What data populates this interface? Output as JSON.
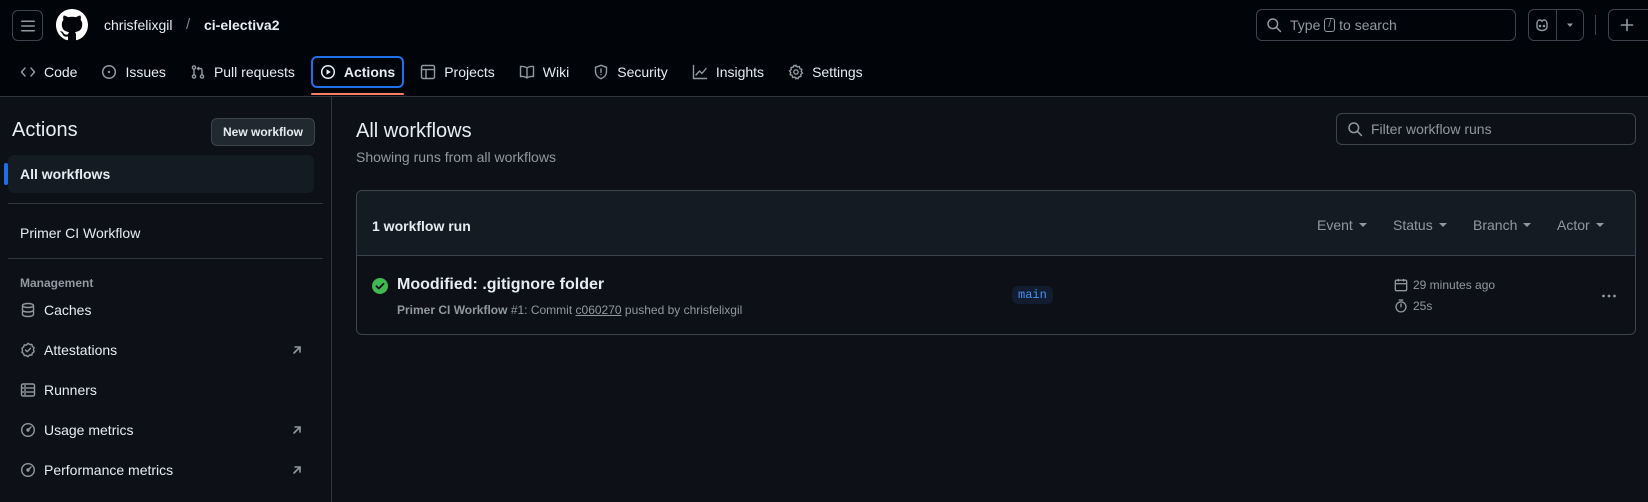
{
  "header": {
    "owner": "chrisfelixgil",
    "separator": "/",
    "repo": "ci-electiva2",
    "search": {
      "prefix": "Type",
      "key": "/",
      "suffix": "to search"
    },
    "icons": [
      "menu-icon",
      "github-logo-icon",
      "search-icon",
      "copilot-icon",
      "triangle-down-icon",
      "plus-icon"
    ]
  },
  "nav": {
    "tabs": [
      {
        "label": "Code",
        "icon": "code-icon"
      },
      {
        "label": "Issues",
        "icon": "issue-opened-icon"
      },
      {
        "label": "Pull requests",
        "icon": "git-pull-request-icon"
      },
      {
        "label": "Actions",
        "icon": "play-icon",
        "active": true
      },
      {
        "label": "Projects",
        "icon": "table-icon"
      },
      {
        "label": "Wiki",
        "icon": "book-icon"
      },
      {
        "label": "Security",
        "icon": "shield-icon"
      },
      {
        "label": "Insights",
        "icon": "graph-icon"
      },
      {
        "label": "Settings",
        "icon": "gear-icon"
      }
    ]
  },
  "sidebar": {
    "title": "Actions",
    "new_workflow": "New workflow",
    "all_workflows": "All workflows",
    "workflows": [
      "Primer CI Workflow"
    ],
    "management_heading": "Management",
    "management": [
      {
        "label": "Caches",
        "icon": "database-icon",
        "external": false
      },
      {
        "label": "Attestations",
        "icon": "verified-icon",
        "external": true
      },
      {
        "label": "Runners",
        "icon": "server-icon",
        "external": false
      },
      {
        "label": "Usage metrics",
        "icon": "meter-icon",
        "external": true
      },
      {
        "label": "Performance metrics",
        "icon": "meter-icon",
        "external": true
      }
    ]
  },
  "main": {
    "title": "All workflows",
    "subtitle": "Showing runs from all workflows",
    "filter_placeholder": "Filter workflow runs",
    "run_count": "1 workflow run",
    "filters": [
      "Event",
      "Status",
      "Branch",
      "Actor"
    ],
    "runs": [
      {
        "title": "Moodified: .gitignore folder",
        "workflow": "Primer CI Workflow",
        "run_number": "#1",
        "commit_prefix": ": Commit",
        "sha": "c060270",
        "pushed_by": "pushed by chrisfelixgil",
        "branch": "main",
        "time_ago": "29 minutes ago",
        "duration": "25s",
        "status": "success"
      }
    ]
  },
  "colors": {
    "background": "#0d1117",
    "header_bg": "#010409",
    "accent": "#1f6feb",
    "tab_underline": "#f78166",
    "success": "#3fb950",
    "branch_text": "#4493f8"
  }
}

• **Short task**: Copy out every line holding the string "runs".

• **Full solution**:
    "subtitle": "Showing runs from all workflows",
    "filter_placeholder": "Filter workflow runs",
    "runs": [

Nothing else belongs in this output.